Determine how many lines below hold the string "tiyak". Reply with the number alone.

:::::

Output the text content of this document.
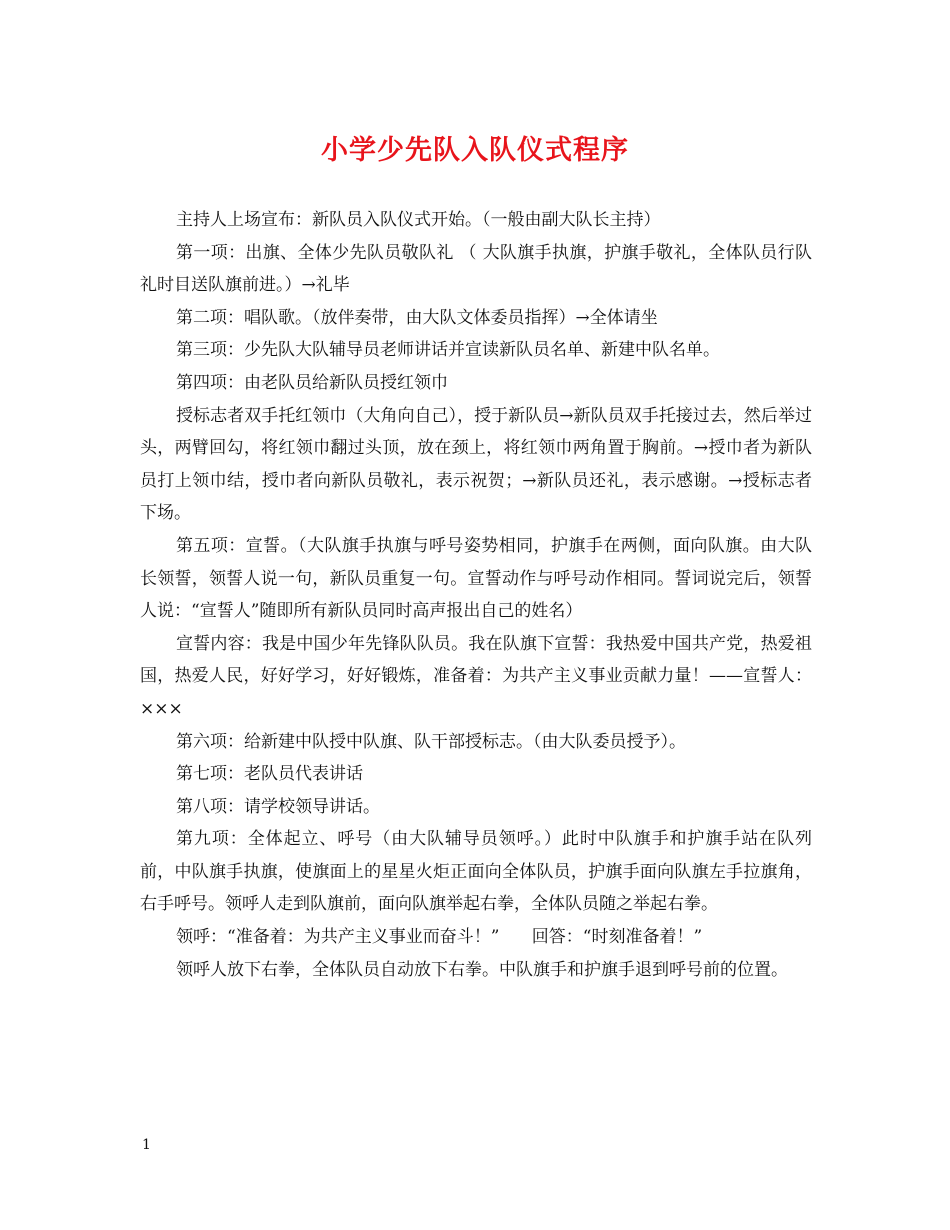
小学少先队入队仪式程序

主持人上场宣布：新队员入队仪式开始。（一般由副大队长主持）

第一项：出旗、全体少先队员敬队礼 （ 大队旗手执旗，护旗手敬礼，全体队员行队礼时目送队旗前进。）→礼毕

第二项：唱队歌。（放伴奏带，由大队文体委员指挥）→全体请坐

第三项：少先队大队辅导员老师讲话并宣读新队员名单、新建中队名单。

第四项：由老队员给新队员授红领巾

授标志者双手托红领巾（大角向自己），授于新队员→新队员双手托接过去，然后举过头，两臂回勾，将红领巾翻过头顶，放在颈上，将红领巾两角置于胸前。→授巾者为新队员打上领巾结，授巾者向新队员敬礼，表示祝贺；→新队员还礼，表示感谢。→授标志者下场。

第五项：宣誓。（大队旗手执旗与呼号姿势相同，护旗手在两侧，面向队旗。由大队长领誓，领誓人说一句，新队员重复一句。宣誓动作与呼号动作相同。誓词说完后，领誓人说：“宣誓人”随即所有新队员同时高声报出自己的姓名）

宣誓内容：我是中国少年先锋队队员。我在队旗下宣誓：我热爱中国共产党，热爱祖国，热爱人民，好好学习，好好锻炼，准备着：为共产主义事业贡献力量！——宣誓人：×××

第六项：给新建中队授中队旗、队干部授标志。（由大队委员授予）。

第七项：老队员代表讲话

第八项：请学校领导讲话。

第九项：全体起立、呼号（由大队辅导员领呼。）此时中队旗手和护旗手站在队列前，中队旗手执旗，使旗面上的星星火炬正面向全体队员，护旗手面向队旗左手拉旗角，右手呼号。领呼人走到队旗前，面向队旗举起右拳，全体队员随之举起右拳。

领呼：“准备着：为共产主义事业而奋斗！”      回答：“时刻准备着！”

领呼人放下右拳，全体队员自动放下右拳。中队旗手和护旗手退到呼号前的位置。

1
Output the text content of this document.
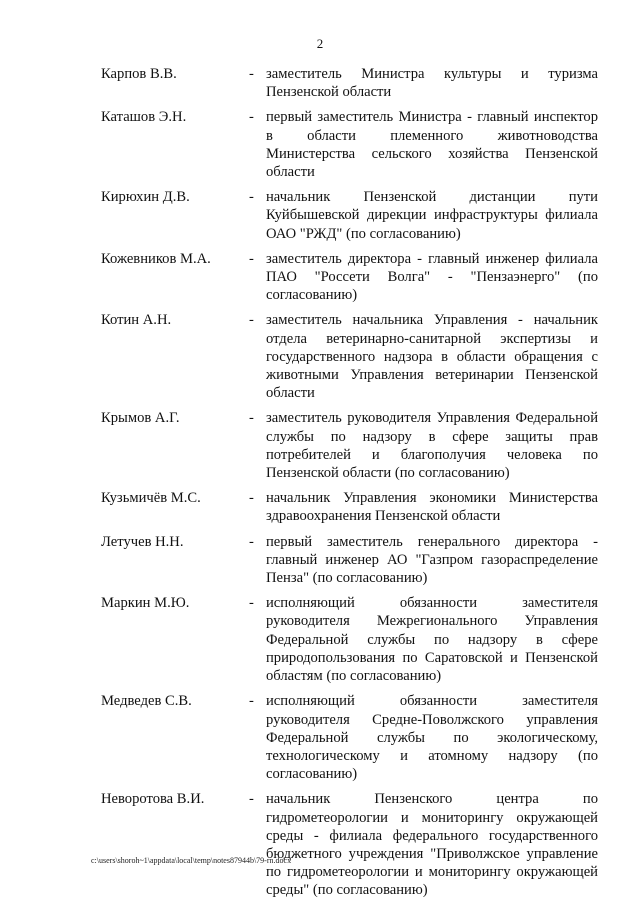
2
Карпов В.В.	- заместитель Министра культуры и туризма Пензенской области
Каташов Э.Н.	- первый заместитель Министра - главный инспектор в области племенного животноводства Министерства сельского хозяйства Пензенской области
Кирюхин Д.В.	- начальник Пензенской дистанции пути Куйбышевской дирекции инфраструктуры филиала ОАО "РЖД" (по согласованию)
Кожевников М.А.	- заместитель директора - главный инженер филиала ПАО "Россети Волга" - "Пензаэнерго" (по согласованию)
Котин А.Н.	- заместитель начальника Управления - начальник отдела ветеринарно-санитарной экспертизы и государственного надзора в области обращения с животными Управления ветеринарии Пензенской области
Крымов А.Г.	- заместитель руководителя Управления Федеральной службы по надзору в сфере защиты прав потребителей и благополучия человека по Пензенской области (по согласованию)
Кузьмичёв М.С.	- начальник Управления экономики Министерства здравоохранения Пензенской области
Летучев Н.Н.	- первый заместитель генерального директора - главный инженер АО "Газпром газораспределение Пенза" (по согласованию)
Маркин М.Ю.	- исполняющий обязанности заместителя руководителя Межрегионального Управления Федеральной службы по надзору в сфере природопользования по Саратовской и Пензенской областям (по согласованию)
Медведев С.В.	- исполняющий обязанности заместителя руководителя Средне-Поволжского управления Федеральной службы по экологическому, технологическому и атомному надзору (по согласованию)
Неворотова В.И.	- начальник Пензенского центра по гидрометеорологии и мониторингу окружающей среды - филиала федерального государственного бюджетного учреждения "Приволжское управление по гидрометеорологии и мониторингу окружающей среды" (по согласованию)
c:\users\shoroh~1\appdata\local\temp\notes87944b\79-rn.docx
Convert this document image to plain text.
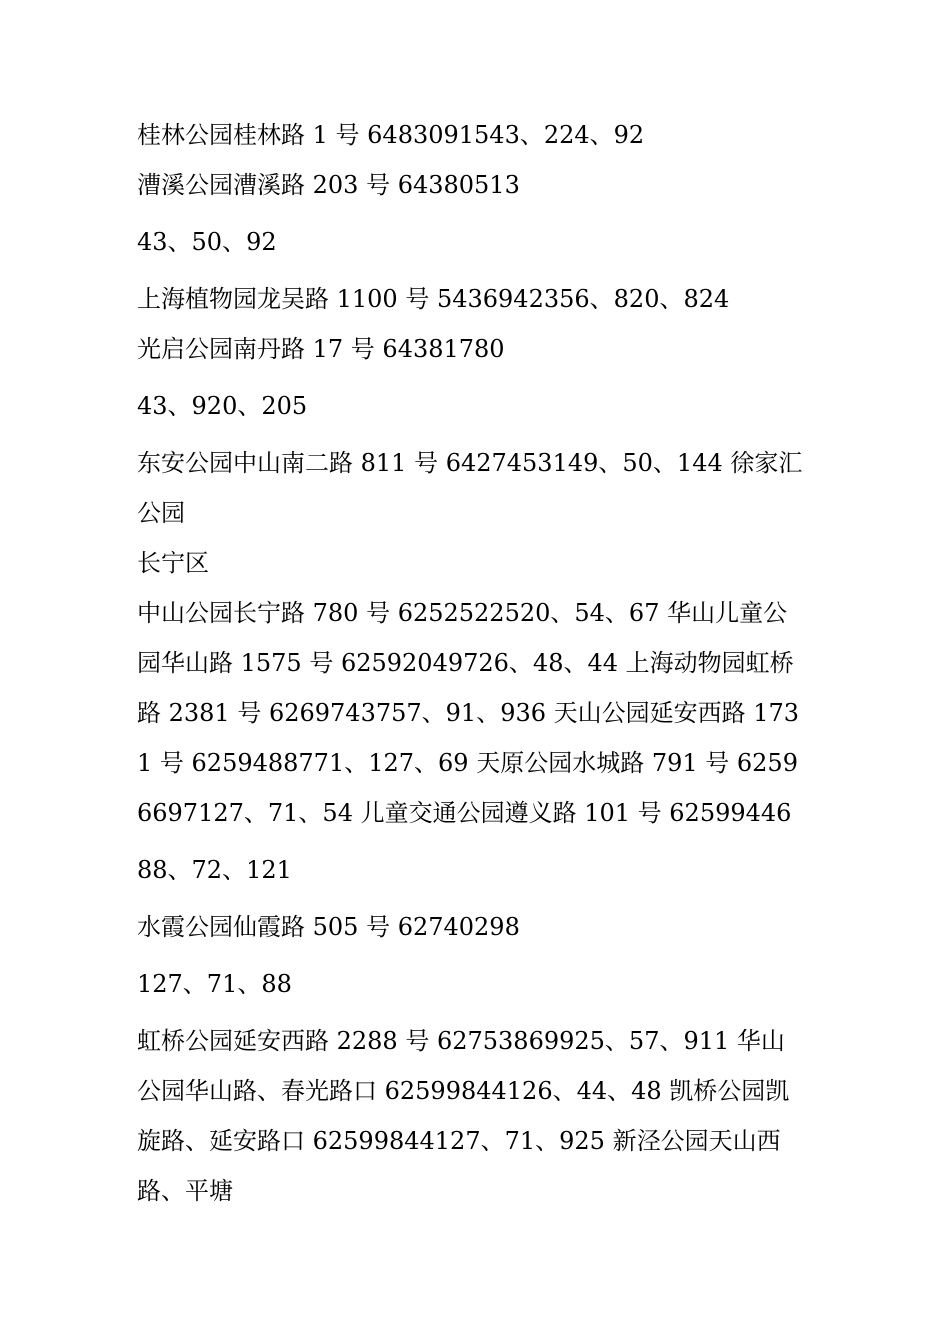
桂林公园桂林路 1 号 6483091543、224、92

漕溪公园漕溪路 203 号 64380513

43、50、92

上海植物园龙吴路 1100 号 5436942356、820、824

光启公园南丹路 17 号 64381780

43、920、205

东安公园中山南二路 811 号 6427453149、50、144 徐家汇公园

长宁区

中山公园长宁路 780 号 6252522520、54、67 华山儿童公园华山路 1575 号 62592049726、48、44 上海动物园虹桥路 2381 号 6269743757、91、936 天山公园延安西路 1731 号 6259488771、127、69 天原公园水城路 791 号 62596697127、71、54 儿童交通公园遵义路 101 号 62599446

88、72、121

水霞公园仙霞路 505 号 62740298

127、71、88

虹桥公园延安西路 2288 号 62753869925、57、911 华山公园华山路、春光路口 62599844126、44、48 凯桥公园凯旋路、延安路口 62599844127、71、925 新泾公园天山西路、平塘
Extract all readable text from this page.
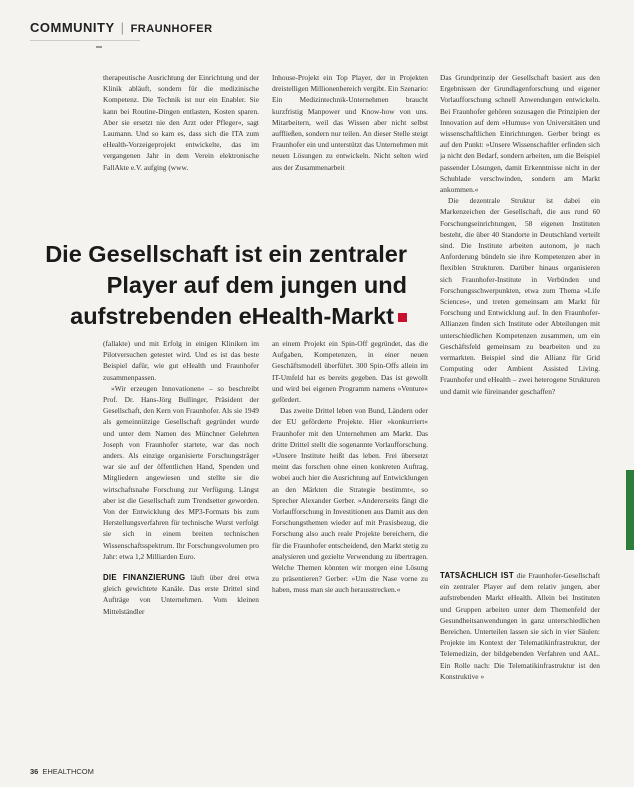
COMMUNITY | FRAUNHOFER

therapeutische Ausrichtung der Einrichtung und der Klinik abläuft, sondern für die medizinische Kompetenz. Die Technik ist nur ein Enabler. Sie kann bei Routine-Dingen entlasten, Kosten sparen. Aber sie ersetzt nie den Arzt oder Pfleger«, sagt Laumann. Und so kam es, dass sich die ITA zum eHealth-Vorzeigeprojekt entwickelte, das im vergangenen Jahr in dem Verein elektronische FallAkte e.V. aufging (www.

Inhouse-Projekt ein Top Player, der in Projekten dreistelligen Millionenbereich vergibt. Ein Szenario: Ein Medizintechnik-Unternehmen braucht kurzfristig Manpower und Know-how von uns. Mitarbeitern, weil das Wissen aber nicht selbst auffließen, sondern nur teilen. An dieser Stelle steigt Fraunhofer ein und unterstützt das Unternehmen mit neuen Lösungen zu entwickeln. Nicht selten wird aus der Zusammenarbeit

Das Grundprinzip der Gesellschaft basiert aus den Ergebnissen der Grundlagenforschung und eigener Vorlaufforschung schnell Anwendungen entwickeln. Bei Fraunhofer gehören sozusagen die Prinzipien der Innovation auf dem »Humus« von Universitäten und wissenschaftlichen Einrichtungen. Gerber bringt es auf den Punkt: »Unsere Wissenschaftler erfinden sich ja nicht den Bedarf, sondern arbeiten, um die Beispiel passender Lösungen, damit Erkenntnisse nicht in der Schublade verschwinden, sondern am Markt ankommen.«

Die dezentrale Struktur ist dabei ein Markenzeichen der Gesellschaft, die aus rund 60 Forschungseinrichtungen, 58 eigenen Instituten besteht, die über 40 Standorte in Deutschland verteilt sind. Die Institute arbeiten autonom, je nach Anforderung bündeln sie ihre Kompetenzen aber in flexiblen Strukturen. Darüber hinaus organisieren sich Fraunhofer-Institute in Verbünden und Forschungsschwerpunkten, etwa zum Thema »Life Sciences«, und treten gemeinsam am Markt für Forschung und Entwicklung auf. In den Fraunhofer-Allianzen finden sich Institute oder Abteilungen mit unterschiedlichen Kompetenzen zusammen, um ein Geschäftsfeld gemeinsam zu bearbeiten und zu vermarkten. Beispiel sind die Allianz für Grid Computing oder Ambient Assisted Living. Fraunhofer und eHealth – zwei heterogene Strukturen und damit wie füreinander geschaffen?

Die Gesellschaft ist ein zentraler
Player auf dem jungen und
aufstrebenden eHealth-Markt

(fallakte) und mit Erfolg in einigen Kliniken im Pilotversuchen getestet wird. Und es ist das beste Beispiel dafür, wie gut eHealth und Fraunhofer zusammenpassen.

»Wir erzeugen Innovationen« – so beschreibt Prof. Dr. Hans-Jörg Bullinger, Präsident der Gesellschaft, den Kern von Fraunhofer. Als sie 1949 als gemeinnützige Gesellschaft gegründet wurde und unter dem Namen des Münchner Gelehrten Joseph von Fraunhofer startete, war das noch anders. Als einzige organisierte Forschungsträger war sie auf der öffentlichen Hand, Spenden und Mitgliedern angewiesen und stellte sie die wirtschaftsnahe Forschung zur Verfügung. Längst aber ist die Gesellschaft zum Trendsetter geworden. Von der Entwicklung des MP3-Formats bis zum Herstellungsverfahren für technische Wurst verfolgt sie sich in einem breiten technischen Wissenschaftsspektrum. Ihr Forschungsvolumen pro Jahr: etwa 1,2 Milliarden Euro.

DIE FINANZIERUNG läuft über drei etwa gleich gewichtete Kanäle. Das erste Drittel sind Aufträge von Unternehmen. Vom kleinen Mittelständler

an einem Projekt ein Spin-Off gegründet, das die Aufgaben, Kompetenzen, in einer neuen Geschäftsmodell überführt. 300 Spin-Offs allein im IT-Umfeld hat es bereits gegeben. Das ist gewollt und wird bei eigenen Programm namens »Venture« gefördert.

Das zweite Drittel leben von Bund, Ländern oder der EU geförderte Projekte. Hier »konkurriert« Fraunhofer mit den Unternehmen am Markt. Das dritte Drittel stellt die sogenannte Vorlaufforschung. »Unsere Institute heißt das leben. Frei übersetzt meint das forschen ohne einen konkreten Auftrag, wobei auch hier die Ausrichtung auf Entwicklungen an den Märkten die Strategie bestimmt«, so Sprecher Alexander Gerber. »Andererseits fängt die Vorlaufforschung in Investitionen aus Damit aus den Forschungsthemen wieder auf mit Praxisbezug, die Forschung also auch reale Projekte bereichern, die für die Fraunhofer entscheidend, den Markt stetig zu analysieren und gezielte Verwendung zu übertragen. Welche Themen könnten wir morgen eine Lösung zu präsentieren? Gerber: »Um die Nase vorne zu haben, muss man sie auch herausstrecken.«

TATSÄCHLICH IST die Fraunhofer-Gesellschaft ein zentraler Player auf dem relativ jungen, aber aufstrebenden Markt eHealth. Allein bei Instituten und Gruppen arbeiten unter dem Themenfeld der Gesundheitsanwendungen in ganz unterschiedlichen Bereichen. Unterteilen lassen sie sich in vier Säulen: Projekte im Kontext der Telematikinfrastruktur, der Telemedizin, der bildgebenden Verfahren und AAL. Ein Rolle nach: Die Telematikinfrastruktur ist den Konstruktive »

36 EHEALTHCOM
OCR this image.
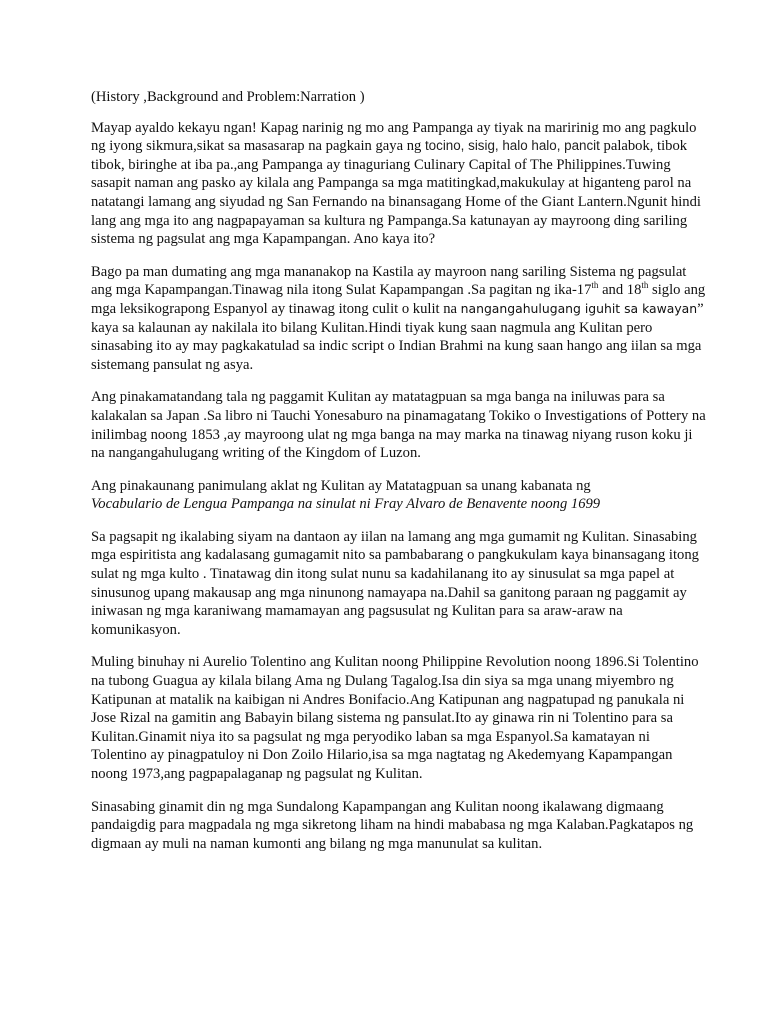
(History ,Background and Problem:Narration )

Mayap ayaldo kekayu ngan! Kapag narinig ng mo ang Pampanga ay tiyak na maririnig mo ang pagkulo ng iyong sikmura,sikat sa masasarap na pagkain gaya ng tocino, sisig, halo halo, pancit palabok, tibok tibok, biringhe at iba pa.,ang Pampanga ay tinaguriang Culinary Capital of The Philippines.Tuwing sasapit naman ang pasko ay kilala ang Pampanga sa mga matitingkad,makukulay at higanteng parol na natatangi lamang ang siyudad ng San Fernando na binansagang Home of the Giant Lantern.Ngunit hindi lang ang mga ito ang nagpapayaman sa kultura ng Pampanga.Sa katunayan ay mayroong ding sariling sistema ng pagsulat ang mga Kapampangan. Ano kaya ito?

Bago pa man dumating ang mga mananakop na Kastila ay mayroon nang sariling Sistema ng pagsulat ang mga Kapampangan.Tinawag nila itong Sulat Kapampangan .Sa pagitan ng ika-17th and 18th siglo ang mga leksikograpong Espanyol ay tinawag itong culit o kulit na nangangahulugang iguhit sa kawayan” kaya sa kalaunan ay nakilala ito bilang Kulitan.Hindi tiyak kung saan nagmula ang Kulitan pero sinasabing ito ay may pagkakatulad sa indic script o Indian Brahmi na kung saan hango ang iilan sa mga sistemang pansulat ng asya.

Ang pinakamatandang tala ng paggamit Kulitan ay matatagpuan sa mga banga na iniluwas para sa kalakalan sa Japan .Sa libro ni Tauchi Yonesaburo na pinamagatang Tokiko o Investigations of Pottery na inilimbag noong 1853 ,ay mayroong ulat ng mga banga na may marka na tinawag niyang ruson koku ji na nangangahulugang writing of the Kingdom of Luzon.

Ang pinakaunang panimulang aklat ng Kulitan ay Matatagpuan sa unang kabanata ng
Vocabulario de Lengua Pampanga na sinulat ni Fray Alvaro de Benavente noong 1699

Sa pagsapit ng ikalabing siyam na dantaon ay iilan na lamang ang mga gumamit ng Kulitan. Sinasabing mga espiritista ang kadalasang gumagamit nito sa pambabarang o pangkukulam kaya binansagang itong sulat ng mga kulto . Tinatawag din itong sulat nunu sa kadahilanang ito ay sinusulat sa mga papel at sinusunog upang makausap ang mga ninunong namayapa na.Dahil sa ganitong paraan ng paggamit ay iniwasan ng mga karaniwang mamamayan ang pagsusulat ng Kulitan para sa araw-araw na komunikasyon.

Muling binuhay ni Aurelio Tolentino ang Kulitan noong Philippine Revolution noong 1896.Si Tolentino na tubong Guagua ay kilala bilang Ama ng Dulang Tagalog.Isa din siya sa mga unang miyembro ng Katipunan at matalik na kaibigan ni Andres Bonifacio.Ang Katipunan ang nagpatupad ng panukala ni Jose Rizal na gamitin ang Babayin bilang sistema ng pansulat.Ito ay ginawa rin ni Tolentino para sa Kulitan.Ginamit niya ito sa pagsulat ng mga peryodiko laban sa mga Espanyol.Sa kamatayan ni Tolentino ay pinagpatuloy ni Don Zoilo Hilario,isa sa mga nagtatag ng Akedemyang Kapampangan noong 1973,ang pagpapalaganap ng pagsulat ng Kulitan.

Sinasabing ginamit din ng mga Sundalong Kapampangan ang Kulitan noong ikalawang digmaang pandaigdig para magpadala ng mga sikretong liham na hindi mababasa ng mga Kalaban.Pagkatapos ng digmaan ay muli na naman kumonti ang bilang ng mga manunulat sa kulitan.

:::::

■ Problem solution ■
2